_PROBLEM REQUIREMENTS_.
Continue the travel account of the day tour from Salta, starting after its final sentence.

_GIVEN TEXT_.
After a few weeks of hostels and campsites we’d treated ourselves to a couple of nights in a nice studio flat with a big TV complete with Netflix and that’s how we spent our first night in Salta; sprawled in bed in our pants binging the new season of You. We regret nothing. The following day we were picked up bright and early, or actually probably just early, on account of the fact we were going on a tour to a place called Humahuaca via a few other places with interesting rocks, because we’re of an age now where we’ll part with actual money to go and look at rocks.

We did consider renting a car but by the time we factored in petrol it was actually cheaper to do the tour, plus it’s farrrr. So very far. Another option would be to rent a car for a couple of days and stay in the region but we’re trying to not have to change any more lovely, useful, widely accepted US dollars into a currency that devalues daily. We could afford the tours with what we had, car rental would require a wad more cash. These rocks though. They’re not just rocks, they’re mountains in colours that you’d expect mountains to come in but not all at the same time.

Purmamarca is a really cute little town with a handicraft market and some cracking views over these aforementioned mountains. It’s also got the most indigenous feel to it when compared to everywhere else we’ve been in Argentina. The stalls are selling toy llamas, brightly coloured blankets and shawls, shit made out of dead cactus. Did you realise how pretty dead cacti were? Really fucking pretty as it happens. We had to resist the urge to buy everything made from dead cactus, it wouldn’t fit in our backpacks. We really don’t need a lampshade fashioned from the corpse of a large, spiky plant.

We beelined for a mirador offering great views of some amazing colours. Cerro de los Siete Colores it’s called around here. The Hill of Seven Colours. Our tour was entirely in Spanish so we’ve no idea if we were told why they were these colours but we Googled it. Turns out they’re layers upon layers of different kinds of rocks and minerals, all different ages, and we can see them because the Andes are slowly forcing them upwards. The pink is red clay, the white is limestone, there’s lead and calcium carbonate, and there’s even green in parts made from copper oxides. The layers range from one million to 600 million years old. It’s an incredible sight.

_RECORD EXTRACTS_.

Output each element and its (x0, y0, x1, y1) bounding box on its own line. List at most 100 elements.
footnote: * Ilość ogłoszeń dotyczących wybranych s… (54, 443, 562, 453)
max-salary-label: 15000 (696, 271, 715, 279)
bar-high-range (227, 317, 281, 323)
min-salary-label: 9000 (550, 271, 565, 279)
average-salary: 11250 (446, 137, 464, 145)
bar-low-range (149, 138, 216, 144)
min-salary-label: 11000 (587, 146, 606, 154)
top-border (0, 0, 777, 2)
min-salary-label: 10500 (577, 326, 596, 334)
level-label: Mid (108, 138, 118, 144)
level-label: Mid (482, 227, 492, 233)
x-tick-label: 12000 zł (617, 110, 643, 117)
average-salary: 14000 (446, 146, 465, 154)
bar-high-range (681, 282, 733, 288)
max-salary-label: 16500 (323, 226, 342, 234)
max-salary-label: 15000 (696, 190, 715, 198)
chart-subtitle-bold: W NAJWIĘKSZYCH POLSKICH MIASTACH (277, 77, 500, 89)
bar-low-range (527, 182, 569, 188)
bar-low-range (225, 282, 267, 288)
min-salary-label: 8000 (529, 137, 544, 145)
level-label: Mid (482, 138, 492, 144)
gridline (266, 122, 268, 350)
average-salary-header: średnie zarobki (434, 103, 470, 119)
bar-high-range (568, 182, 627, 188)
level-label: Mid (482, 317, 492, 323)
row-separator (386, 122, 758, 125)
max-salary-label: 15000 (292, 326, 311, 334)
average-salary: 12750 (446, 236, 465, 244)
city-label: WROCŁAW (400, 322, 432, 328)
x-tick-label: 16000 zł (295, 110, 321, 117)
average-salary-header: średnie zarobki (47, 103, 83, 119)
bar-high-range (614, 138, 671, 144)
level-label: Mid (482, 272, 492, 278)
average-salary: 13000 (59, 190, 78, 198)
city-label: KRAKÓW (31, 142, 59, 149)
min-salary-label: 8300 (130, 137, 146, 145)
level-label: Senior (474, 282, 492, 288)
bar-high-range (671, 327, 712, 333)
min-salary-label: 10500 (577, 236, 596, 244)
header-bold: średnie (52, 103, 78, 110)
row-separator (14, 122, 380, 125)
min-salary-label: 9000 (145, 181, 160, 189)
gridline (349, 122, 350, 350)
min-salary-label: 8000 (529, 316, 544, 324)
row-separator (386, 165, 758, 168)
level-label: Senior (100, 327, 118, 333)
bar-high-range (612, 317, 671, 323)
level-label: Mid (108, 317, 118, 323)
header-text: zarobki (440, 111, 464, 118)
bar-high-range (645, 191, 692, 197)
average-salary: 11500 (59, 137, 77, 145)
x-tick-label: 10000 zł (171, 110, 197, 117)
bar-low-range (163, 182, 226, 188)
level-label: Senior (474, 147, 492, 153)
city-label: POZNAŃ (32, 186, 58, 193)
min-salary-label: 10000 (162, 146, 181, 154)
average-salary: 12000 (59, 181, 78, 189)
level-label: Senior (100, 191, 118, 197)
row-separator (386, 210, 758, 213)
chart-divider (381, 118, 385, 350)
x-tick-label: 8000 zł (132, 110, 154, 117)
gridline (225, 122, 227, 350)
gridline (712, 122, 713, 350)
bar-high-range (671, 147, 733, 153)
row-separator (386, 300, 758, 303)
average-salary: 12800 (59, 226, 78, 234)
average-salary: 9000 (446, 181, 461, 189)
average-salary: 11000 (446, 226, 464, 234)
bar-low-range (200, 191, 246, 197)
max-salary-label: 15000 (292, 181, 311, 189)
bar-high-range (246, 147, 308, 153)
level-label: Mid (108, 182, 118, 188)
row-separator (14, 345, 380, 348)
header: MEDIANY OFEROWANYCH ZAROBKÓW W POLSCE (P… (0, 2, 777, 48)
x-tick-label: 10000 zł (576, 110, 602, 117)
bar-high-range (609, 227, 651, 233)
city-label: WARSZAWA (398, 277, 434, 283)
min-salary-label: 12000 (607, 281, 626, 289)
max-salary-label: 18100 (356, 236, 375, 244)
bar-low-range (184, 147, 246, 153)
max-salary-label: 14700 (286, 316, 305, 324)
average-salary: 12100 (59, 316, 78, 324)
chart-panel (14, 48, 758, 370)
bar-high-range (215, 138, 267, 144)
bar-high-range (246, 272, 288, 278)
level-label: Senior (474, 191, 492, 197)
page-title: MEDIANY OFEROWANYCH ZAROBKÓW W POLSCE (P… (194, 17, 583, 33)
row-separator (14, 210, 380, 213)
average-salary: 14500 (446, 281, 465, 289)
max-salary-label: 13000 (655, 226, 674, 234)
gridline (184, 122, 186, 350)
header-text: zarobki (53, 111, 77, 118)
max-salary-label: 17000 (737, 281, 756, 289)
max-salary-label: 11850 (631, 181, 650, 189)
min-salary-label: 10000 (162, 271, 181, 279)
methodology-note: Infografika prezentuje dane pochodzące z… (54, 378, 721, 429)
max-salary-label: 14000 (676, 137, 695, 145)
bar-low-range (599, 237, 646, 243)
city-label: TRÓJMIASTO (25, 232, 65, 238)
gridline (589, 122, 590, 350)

_EXERCISE RESPONSE_.
The downside to tours is the fact you’re on someone else’s time schedule. On our own we’d have spent time exploring the trail that leads you to several viewpoints but we only had forty minutes here. We put the hills in our eyeholes, grabbed some empanadas so we didn’t start trying to chew the limbs off bystanders, and headed back to the van. I was regretting not renting a car but Tarrant pointed out how fucking busy it was, packed with tourists, buses, minivans and cars. I’d probably have had a nervous breakdown trying to find somewhere to park.

Next stop was Tilcara and our driver expertly squeezed the van through narrow streets, past parked trucks, mere centimetres to spare on either side. The man is a professional. We pulled up outside Pucará de Tilcara which is the restored remains of a pre-Inca settlement. They were, of course, eventually conquered by the Incas. I was quite enamoured with the huge cacti all over the place. They’re everywhere up here, you can see them dotted all over the mountains and up close they’re incredible. I do love cacti. I have a collection of tiny ones currently living with my sister but if I thought for a second I could cultivate something that size in a British climate you wouldn’t be able to enter the garden without fear of being spiked.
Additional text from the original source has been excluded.